- [INPUT FOR THIS TASK]:
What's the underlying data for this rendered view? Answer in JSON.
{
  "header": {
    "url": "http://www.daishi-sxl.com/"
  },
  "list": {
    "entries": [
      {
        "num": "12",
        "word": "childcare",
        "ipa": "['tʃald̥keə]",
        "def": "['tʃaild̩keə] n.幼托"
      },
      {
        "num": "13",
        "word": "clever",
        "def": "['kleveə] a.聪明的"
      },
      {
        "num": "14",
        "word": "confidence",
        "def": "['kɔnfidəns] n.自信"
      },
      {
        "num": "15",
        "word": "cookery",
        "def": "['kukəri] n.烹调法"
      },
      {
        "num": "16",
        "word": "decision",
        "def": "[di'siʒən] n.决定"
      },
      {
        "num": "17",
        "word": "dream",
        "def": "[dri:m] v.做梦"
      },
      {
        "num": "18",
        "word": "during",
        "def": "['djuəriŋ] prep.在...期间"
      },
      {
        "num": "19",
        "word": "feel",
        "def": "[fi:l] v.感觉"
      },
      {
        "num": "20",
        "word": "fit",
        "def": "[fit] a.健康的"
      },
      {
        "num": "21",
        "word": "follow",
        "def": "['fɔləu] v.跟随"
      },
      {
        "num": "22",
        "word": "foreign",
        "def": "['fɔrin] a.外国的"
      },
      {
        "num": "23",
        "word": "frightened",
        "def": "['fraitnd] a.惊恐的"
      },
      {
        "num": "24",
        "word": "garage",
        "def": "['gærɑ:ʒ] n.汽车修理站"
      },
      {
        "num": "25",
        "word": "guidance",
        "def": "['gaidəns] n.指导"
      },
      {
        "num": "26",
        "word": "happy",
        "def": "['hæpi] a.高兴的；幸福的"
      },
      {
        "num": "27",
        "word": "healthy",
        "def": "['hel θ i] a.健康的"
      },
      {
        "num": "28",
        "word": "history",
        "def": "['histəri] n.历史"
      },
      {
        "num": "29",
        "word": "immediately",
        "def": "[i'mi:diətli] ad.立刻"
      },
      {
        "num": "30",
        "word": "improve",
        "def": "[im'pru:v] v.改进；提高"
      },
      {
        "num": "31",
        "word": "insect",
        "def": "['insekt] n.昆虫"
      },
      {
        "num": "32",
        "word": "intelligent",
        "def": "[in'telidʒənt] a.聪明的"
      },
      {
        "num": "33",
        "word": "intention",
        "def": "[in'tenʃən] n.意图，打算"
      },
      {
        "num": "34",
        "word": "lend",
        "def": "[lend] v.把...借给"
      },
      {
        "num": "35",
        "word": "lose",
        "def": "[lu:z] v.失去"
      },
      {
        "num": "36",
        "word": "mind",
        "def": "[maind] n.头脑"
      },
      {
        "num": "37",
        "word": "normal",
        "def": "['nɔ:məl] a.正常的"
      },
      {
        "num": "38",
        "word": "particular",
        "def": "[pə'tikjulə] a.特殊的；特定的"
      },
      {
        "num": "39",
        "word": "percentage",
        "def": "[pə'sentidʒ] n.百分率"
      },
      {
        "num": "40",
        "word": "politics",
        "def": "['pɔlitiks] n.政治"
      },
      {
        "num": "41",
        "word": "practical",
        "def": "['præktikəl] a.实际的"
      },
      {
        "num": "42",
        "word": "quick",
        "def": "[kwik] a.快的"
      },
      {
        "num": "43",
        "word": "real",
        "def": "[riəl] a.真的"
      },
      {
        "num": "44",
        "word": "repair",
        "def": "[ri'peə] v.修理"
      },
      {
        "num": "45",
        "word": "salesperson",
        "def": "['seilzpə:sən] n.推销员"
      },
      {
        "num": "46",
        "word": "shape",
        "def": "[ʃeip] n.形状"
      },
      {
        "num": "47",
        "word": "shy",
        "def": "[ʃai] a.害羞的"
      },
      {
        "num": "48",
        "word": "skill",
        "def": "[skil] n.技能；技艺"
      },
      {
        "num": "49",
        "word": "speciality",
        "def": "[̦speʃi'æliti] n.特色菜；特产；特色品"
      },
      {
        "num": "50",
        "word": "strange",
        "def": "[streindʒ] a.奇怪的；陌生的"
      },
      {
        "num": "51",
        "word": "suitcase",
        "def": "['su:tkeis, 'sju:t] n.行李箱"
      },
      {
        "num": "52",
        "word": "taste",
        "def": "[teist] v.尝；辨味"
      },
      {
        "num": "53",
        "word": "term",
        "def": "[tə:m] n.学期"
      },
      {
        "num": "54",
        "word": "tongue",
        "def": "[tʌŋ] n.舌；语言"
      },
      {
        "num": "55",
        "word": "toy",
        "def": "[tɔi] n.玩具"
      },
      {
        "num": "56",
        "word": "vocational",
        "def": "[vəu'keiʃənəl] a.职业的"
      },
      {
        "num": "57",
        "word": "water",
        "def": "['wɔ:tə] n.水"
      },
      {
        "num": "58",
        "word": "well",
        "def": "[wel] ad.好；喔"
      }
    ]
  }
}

- [WHAT THE TASK REQUIRES]: Retype all of the entries precisely as they are.

- [WRITTEN ANSWER]:
What's the underlying data for this rendered view? Answer in JSON.
{
  "header": {
    "url": "http://www.daishi-sxl.com/"
  },
  "list": {
    "entries": [
      {
        "num": "12",
        "word": "childcare",
        "ipa": "['tʃald̥keə]",
        "def": "['tʃaild̩keə] n.幼托"
      },
      {
        "num": "13",
        "word": "clever",
        "def": "['kleveə] a.聪明的"
      },
      {
        "num": "14",
        "word": "confidence",
        "def": "['kɔnfidəns] n.自信"
      },
      {
        "num": "15",
        "word": "cookery",
        "def": "['kukəri] n.烹调法"
      },
      {
        "num": "16",
        "word": "decision",
        "def": "[di'siʒən] n.决定"
      },
      {
        "num": "17",
        "word": "dream",
        "def": "[dri:m] v.做梦"
      },
      {
        "num": "18",
        "word": "during",
        "def": "['djuəriŋ] prep.在...期间"
      },
      {
        "num": "19",
        "word": "feel",
        "def": "[fi:l] v.感觉"
      },
      {
        "num": "20",
        "word": "fit",
        "def": "[fit] a.健康的"
      },
      {
        "num": "21",
        "word": "follow",
        "def": "['fɔləu] v.跟随"
      },
      {
        "num": "22",
        "word": "foreign",
        "def": "['fɔrin] a.外国的"
      },
      {
        "num": "23",
        "word": "frightened",
        "def": "['fraitnd] a.惊恐的"
      },
      {
        "num": "24",
        "word": "garage",
        "def": "['gærɑ:ʒ] n.汽车修理站"
      },
      {
        "num": "25",
        "word": "guidance",
        "def": "['gaidəns] n.指导"
      },
      {
        "num": "26",
        "word": "happy",
        "def": "['hæpi] a.高兴的；幸福的"
      },
      {
        "num": "27",
        "word": "healthy",
        "def": "['hel θ i] a.健康的"
      },
      {
        "num": "28",
        "word": "history",
        "def": "['histəri] n.历史"
      },
      {
        "num": "29",
        "word": "immediately",
        "def": "[i'mi:diətli] ad.立刻"
      },
      {
        "num": "30",
        "word": "improve",
        "def": "[im'pru:v] v.改进；提高"
      },
      {
        "num": "31",
        "word": "insect",
        "def": "['insekt] n.昆虫"
      },
      {
        "num": "32",
        "word": "intelligent",
        "def": "[in'telidʒənt] a.聪明的"
      },
      {
        "num": "33",
        "word": "intention",
        "def": "[in'tenʃən] n.意图，打算"
      },
      {
        "num": "34",
        "word": "lend",
        "def": "[lend] v.把...借给"
      },
      {
        "num": "35",
        "word": "lose",
        "def": "[lu:z] v.失去"
      },
      {
        "num": "36",
        "word": "mind",
        "def": "[maind] n.头脑"
      },
      {
        "num": "37",
        "word": "normal",
        "def": "['nɔ:məl] a.正常的"
      },
      {
        "num": "38",
        "word": "particular",
        "def": "[pə'tikjulə] a.特殊的；特定的"
      },
      {
        "num": "39",
        "word": "percentage",
        "def": "[pə'sentidʒ] n.百分率"
      },
      {
        "num": "40",
        "word": "politics",
        "def": "['pɔlitiks] n.政治"
      },
      {
        "num": "41",
        "word": "practical",
        "def": "['præktikəl] a.实际的"
      },
      {
        "num": "42",
        "word": "quick",
        "def": "[kwik] a.快的"
      },
      {
        "num": "43",
        "word": "real",
        "def": "[riəl] a.真的"
      },
      {
        "num": "44",
        "word": "repair",
        "def": "[ri'peə] v.修理"
      },
      {
        "num": "45",
        "word": "salesperson",
        "def": "['seilzpə:sən] n.推销员"
      },
      {
        "num": "46",
        "word": "shape",
        "def": "[ʃeip] n.形状"
      },
      {
        "num": "47",
        "word": "shy",
        "def": "[ʃai] a.害羞的"
      },
      {
        "num": "48",
        "word": "skill",
        "def": "[skil] n.技能；技艺"
      },
      {
        "num": "49",
        "word": "speciality",
        "def": "[̦speʃi'æliti] n.特色菜；特产；特色品"
      },
      {
        "num": "50",
        "word": "strange",
        "def": "[streindʒ] a.奇怪的；陌生的"
      },
      {
        "num": "51",
        "word": "suitcase",
        "def": "['su:tkeis, 'sju:t] n.行李箱"
      },
      {
        "num": "52",
        "word": "taste",
        "def": "[teist] v.尝；辨味"
      },
      {
        "num": "53",
        "word": "term",
        "def": "[tə:m] n.学期"
      },
      {
        "num": "54",
        "word": "tongue",
        "def": "[tʌŋ] n.舌；语言"
      },
      {
        "num": "55",
        "word": "toy",
        "def": "[tɔi] n.玩具"
      },
      {
        "num": "56",
        "word": "vocational",
        "def": "[vəu'keiʃənəl] a.职业的"
      },
      {
        "num": "57",
        "word": "water",
        "def": "['wɔ:tə] n.水"
      },
      {
        "num": "58",
        "word": "well",
        "def": "[wel] ad.好；喔"
      }
    ]
  }
}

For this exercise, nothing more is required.